> **What you are asked to do**
Output the lines of the material exactly as they appear, starting at the line that contains "top-right-section-depth-label: 100 cm" and ending with the last line of the material. Leave out the pictures.

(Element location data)
++++++++++++++++++++

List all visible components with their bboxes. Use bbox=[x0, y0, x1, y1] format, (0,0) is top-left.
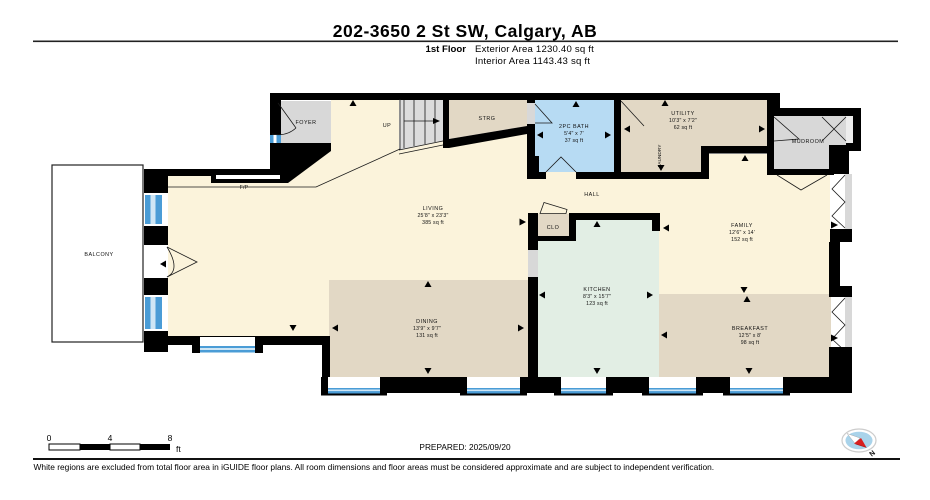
svg-text:12'5" x 8': 12'5" x 8' bbox=[739, 333, 762, 339]
svg-text:37 sq ft: 37 sq ft bbox=[565, 138, 584, 144]
svg-text:0: 0 bbox=[47, 433, 52, 443]
svg-text:98 sq ft: 98 sq ft bbox=[741, 340, 760, 346]
svg-text:CLO: CLO bbox=[547, 225, 560, 231]
svg-text:123 sq ft: 123 sq ft bbox=[586, 301, 608, 307]
svg-text:202-3650 2 St SW, Calgary, AB: 202-3650 2 St SW, Calgary, AB bbox=[333, 21, 597, 41]
svg-text:FAMILY: FAMILY bbox=[731, 223, 753, 229]
svg-text:MUDROOM: MUDROOM bbox=[792, 139, 825, 145]
svg-text:STRG: STRG bbox=[479, 116, 496, 122]
svg-text:KITCHEN: KITCHEN bbox=[583, 287, 610, 293]
svg-text:BREAKFAST: BREAKFAST bbox=[732, 326, 768, 332]
svg-text:F/P: F/P bbox=[240, 185, 249, 191]
svg-text:UP: UP bbox=[383, 123, 392, 129]
svg-text:LIVING: LIVING bbox=[423, 206, 444, 212]
svg-text:25'8" x 23'3": 25'8" x 23'3" bbox=[417, 213, 448, 219]
svg-text:Exterior Area 1230.40 sq ft: Exterior Area 1230.40 sq ft bbox=[475, 44, 594, 55]
svg-text:DINING: DINING bbox=[416, 319, 438, 325]
svg-text:LAUNDRY: LAUNDRY bbox=[657, 144, 663, 168]
svg-text:8'3" x 15'7": 8'3" x 15'7" bbox=[583, 294, 611, 300]
svg-text:BALCONY: BALCONY bbox=[84, 252, 113, 258]
svg-text:10'3" x 7'2": 10'3" x 7'2" bbox=[669, 118, 697, 124]
svg-text:5'4" x 7': 5'4" x 7' bbox=[564, 131, 584, 137]
svg-text:White regions are excluded fro: White regions are excluded from total fl… bbox=[34, 462, 715, 472]
svg-text:PREPARED: 2025/09/20: PREPARED: 2025/09/20 bbox=[419, 442, 511, 452]
svg-text:Interior Area 1143.43 sq ft: Interior Area 1143.43 sq ft bbox=[475, 56, 590, 67]
svg-text:131 sq ft: 131 sq ft bbox=[416, 333, 438, 339]
svg-text:2PC BATH: 2PC BATH bbox=[559, 124, 589, 130]
svg-text:385 sq ft: 385 sq ft bbox=[422, 220, 444, 226]
svg-text:1st Floor: 1st Floor bbox=[425, 44, 466, 55]
svg-text:FOYER: FOYER bbox=[295, 120, 316, 126]
svg-text:152 sq ft: 152 sq ft bbox=[731, 237, 753, 243]
svg-text:4: 4 bbox=[108, 433, 113, 443]
svg-text:62 sq ft: 62 sq ft bbox=[674, 125, 693, 131]
svg-text:13'9" x 9'7": 13'9" x 9'7" bbox=[413, 326, 441, 332]
svg-text:ft: ft bbox=[176, 444, 181, 454]
svg-text:12'6" x 14': 12'6" x 14' bbox=[729, 230, 755, 236]
svg-text:8: 8 bbox=[168, 433, 173, 443]
svg-text:UTILITY: UTILITY bbox=[671, 111, 695, 117]
svg-text:HALL: HALL bbox=[584, 192, 600, 198]
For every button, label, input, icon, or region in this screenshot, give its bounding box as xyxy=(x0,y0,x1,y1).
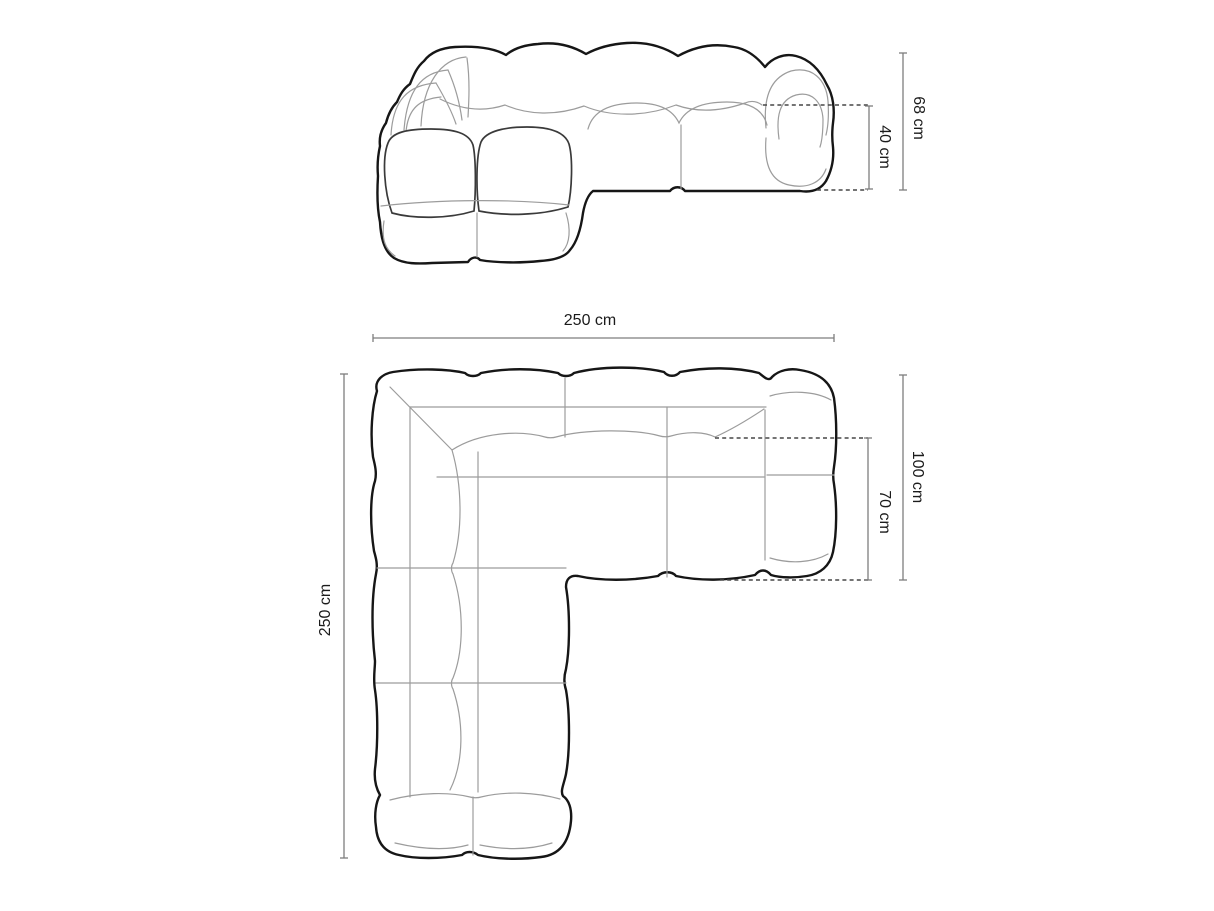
top-right-section-depth-label: 100 cm xyxy=(909,451,925,503)
top-view-drawing xyxy=(371,368,836,859)
front-seat-height-label: 40 cm xyxy=(876,125,892,169)
sofa-dimension-diagram xyxy=(0,0,1214,911)
top-depth-label: 250 cm xyxy=(318,584,334,636)
top-seat-depth-label: 70 cm xyxy=(876,490,892,534)
front-total-height-label: 68 cm xyxy=(910,96,926,140)
diagram-canvas: 68 cm 40 cm 250 cm 250 cm 100 cm 70 cm xyxy=(0,0,1214,911)
top-sofa-outline xyxy=(371,368,836,859)
top-width-label: 250 cm xyxy=(564,313,616,329)
front-view-drawing xyxy=(377,43,833,264)
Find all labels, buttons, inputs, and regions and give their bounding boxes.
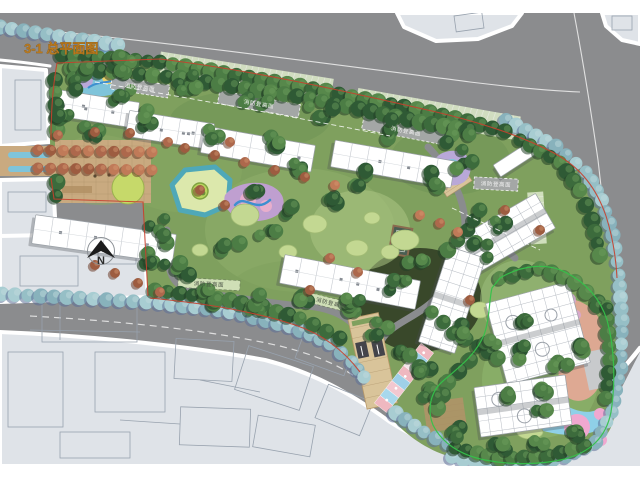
plaza-lawn-tree bbox=[112, 172, 144, 204]
master-plan-page: 消防登高面 消防登高面 消防登高面 消防登高面 消防登高面 消防登高面 N 3-… bbox=[0, 0, 640, 480]
page-margin-bottom bbox=[0, 466, 640, 480]
plan-title: 3-1 总平面图 bbox=[24, 41, 98, 56]
north-arrow-letter: N bbox=[97, 255, 105, 267]
page-margin-top bbox=[0, 0, 640, 13]
site-plan-drawing: 消防登高面 消防登高面 消防登高面 消防登高面 消防登高面 消防登高面 N 3-… bbox=[0, 0, 640, 480]
context-block-west-upper bbox=[0, 66, 49, 146]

++++++++++++++++++++

> **Solution to the exercise**
top-right-section-depth-label: 100 cm xyxy=(909,451,925,503)
top-view-drawing xyxy=(371,368,836,859)
front-seat-height-label: 40 cm xyxy=(876,125,892,169)
sofa-dimension-diagram xyxy=(0,0,1214,911)
top-depth-label: 250 cm xyxy=(318,584,334,636)
top-seat-depth-label: 70 cm xyxy=(876,490,892,534)
front-total-height-label: 68 cm xyxy=(910,96,926,140)
diagram-canvas: 68 cm 40 cm 250 cm 250 cm 100 cm 70 cm xyxy=(0,0,1214,911)
top-sofa-outline xyxy=(371,368,836,859)
top-width-label: 250 cm xyxy=(564,313,616,329)
front-view-drawing xyxy=(377,43,833,264)
Find all labels, buttons, inputs, and regions and give their bounding boxes.
plaza-lawn-tree bbox=[112, 172, 144, 204]
master-plan-page: 消防登高面 消防登高面 消防登高面 消防登高面 消防登高面 消防登高面 N 3-… bbox=[0, 0, 640, 480]
page-margin-bottom bbox=[0, 466, 640, 480]
plan-title: 3-1 总平面图 bbox=[24, 41, 98, 56]
north-arrow-letter: N bbox=[97, 255, 105, 267]
page-margin-top bbox=[0, 0, 640, 13]
site-plan-drawing: 消防登高面 消防登高面 消防登高面 消防登高面 消防登高面 消防登高面 N 3-… bbox=[0, 0, 640, 480]
context-block-west-upper bbox=[0, 66, 49, 146]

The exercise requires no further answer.